WHAT TO WORK ON. Copy down all of the data underneath, exactly as shown.

* START SUPPLIED ENTRIES *

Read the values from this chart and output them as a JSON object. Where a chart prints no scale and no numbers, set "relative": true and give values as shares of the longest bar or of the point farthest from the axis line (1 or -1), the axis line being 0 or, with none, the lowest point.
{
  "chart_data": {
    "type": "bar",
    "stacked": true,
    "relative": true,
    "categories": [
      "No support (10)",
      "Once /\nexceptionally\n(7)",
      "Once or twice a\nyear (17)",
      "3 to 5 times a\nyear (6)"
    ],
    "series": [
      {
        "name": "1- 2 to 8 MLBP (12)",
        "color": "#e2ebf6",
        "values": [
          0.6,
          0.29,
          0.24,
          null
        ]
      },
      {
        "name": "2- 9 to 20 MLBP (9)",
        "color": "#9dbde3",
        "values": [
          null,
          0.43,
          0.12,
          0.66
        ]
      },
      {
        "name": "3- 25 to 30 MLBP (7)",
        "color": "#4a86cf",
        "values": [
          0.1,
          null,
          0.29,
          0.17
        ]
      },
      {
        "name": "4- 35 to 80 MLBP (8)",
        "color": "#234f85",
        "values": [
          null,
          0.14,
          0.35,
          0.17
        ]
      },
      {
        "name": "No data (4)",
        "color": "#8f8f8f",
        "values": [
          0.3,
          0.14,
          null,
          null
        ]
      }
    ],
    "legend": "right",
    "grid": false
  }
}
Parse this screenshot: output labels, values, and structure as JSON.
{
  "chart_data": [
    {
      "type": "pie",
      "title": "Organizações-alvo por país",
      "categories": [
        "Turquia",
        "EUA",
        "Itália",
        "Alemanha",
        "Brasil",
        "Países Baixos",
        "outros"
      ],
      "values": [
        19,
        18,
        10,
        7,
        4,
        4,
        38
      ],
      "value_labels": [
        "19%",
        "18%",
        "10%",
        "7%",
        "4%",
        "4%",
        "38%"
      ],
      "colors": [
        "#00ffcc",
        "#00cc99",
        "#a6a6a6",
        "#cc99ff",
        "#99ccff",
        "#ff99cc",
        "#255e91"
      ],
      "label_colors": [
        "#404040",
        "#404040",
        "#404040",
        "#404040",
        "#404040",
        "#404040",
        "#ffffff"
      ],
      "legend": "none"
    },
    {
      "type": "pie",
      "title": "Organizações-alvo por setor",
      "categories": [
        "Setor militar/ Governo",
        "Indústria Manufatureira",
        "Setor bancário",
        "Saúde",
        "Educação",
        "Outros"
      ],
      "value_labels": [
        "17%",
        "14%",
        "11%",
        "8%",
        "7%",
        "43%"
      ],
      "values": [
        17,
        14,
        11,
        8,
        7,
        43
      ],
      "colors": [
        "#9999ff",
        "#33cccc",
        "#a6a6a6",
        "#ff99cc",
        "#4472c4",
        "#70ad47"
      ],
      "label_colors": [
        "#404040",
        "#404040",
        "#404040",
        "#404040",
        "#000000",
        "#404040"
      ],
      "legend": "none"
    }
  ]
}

* END SUPPLIED ENTRIES *

SOLVED EXERCISE.
Read the values from this chart and output them as a JSON object. Where a chart prints no scale and no numbers, set "relative": true and give values as shares of the longest bar or of the point farthest from the axis line (1 or -1), the axis line being 0 or, with none, the lowest point.
{
  "chart_data": {
    "type": "bar",
    "stacked": true,
    "relative": true,
    "categories": [
      "No support (10)",
      "Once /\nexceptionally\n(7)",
      "Once or twice a\nyear (17)",
      "3 to 5 times a\nyear (6)"
    ],
    "series": [
      {
        "name": "1- 2 to 8 MLBP (12)",
        "color": "#e2ebf6",
        "values": [
          0.6,
          0.29,
          0.24,
          null
        ]
      },
      {
        "name": "2- 9 to 20 MLBP (9)",
        "color": "#9dbde3",
        "values": [
          null,
          0.43,
          0.12,
          0.66
        ]
      },
      {
        "name": "3- 25 to 30 MLBP (7)",
        "color": "#4a86cf",
        "values": [
          0.1,
          null,
          0.29,
          0.17
        ]
      },
      {
        "name": "4- 35 to 80 MLBP (8)",
        "color": "#234f85",
        "values": [
          null,
          0.14,
          0.35,
          0.17
        ]
      },
      {
        "name": "No data (4)",
        "color": "#8f8f8f",
        "values": [
          0.3,
          0.14,
          null,
          null
        ]
      }
    ],
    "legend": "right",
    "grid": false
  }
}
Parse this screenshot: output labels, values, and structure as JSON.
{
  "chart_data": [
    {
      "type": "pie",
      "title": "Organizações-alvo por país",
      "categories": [
        "Turquia",
        "EUA",
        "Itália",
        "Alemanha",
        "Brasil",
        "Países Baixos",
        "outros"
      ],
      "values": [
        19,
        18,
        10,
        7,
        4,
        4,
        38
      ],
      "value_labels": [
        "19%",
        "18%",
        "10%",
        "7%",
        "4%",
        "4%",
        "38%"
      ],
      "colors": [
        "#00ffcc",
        "#00cc99",
        "#a6a6a6",
        "#cc99ff",
        "#99ccff",
        "#ff99cc",
        "#255e91"
      ],
      "label_colors": [
        "#404040",
        "#404040",
        "#404040",
        "#404040",
        "#404040",
        "#404040",
        "#ffffff"
      ],
      "legend": "none"
    },
    {
      "type": "pie",
      "title": "Organizações-alvo por setor",
      "categories": [
        "Setor militar/ Governo",
        "Indústria Manufatureira",
        "Setor bancário",
        "Saúde",
        "Educação",
        "Outros"
      ],
      "value_labels": [
        "17%",
        "14%",
        "11%",
        "8%",
        "7%",
        "43%"
      ],
      "values": [
        17,
        14,
        11,
        8,
        7,
        43
      ],
      "colors": [
        "#9999ff",
        "#33cccc",
        "#a6a6a6",
        "#ff99cc",
        "#4472c4",
        "#70ad47"
      ],
      "label_colors": [
        "#404040",
        "#404040",
        "#404040",
        "#404040",
        "#000000",
        "#404040"
      ],
      "legend": "none"
    }
  ]
}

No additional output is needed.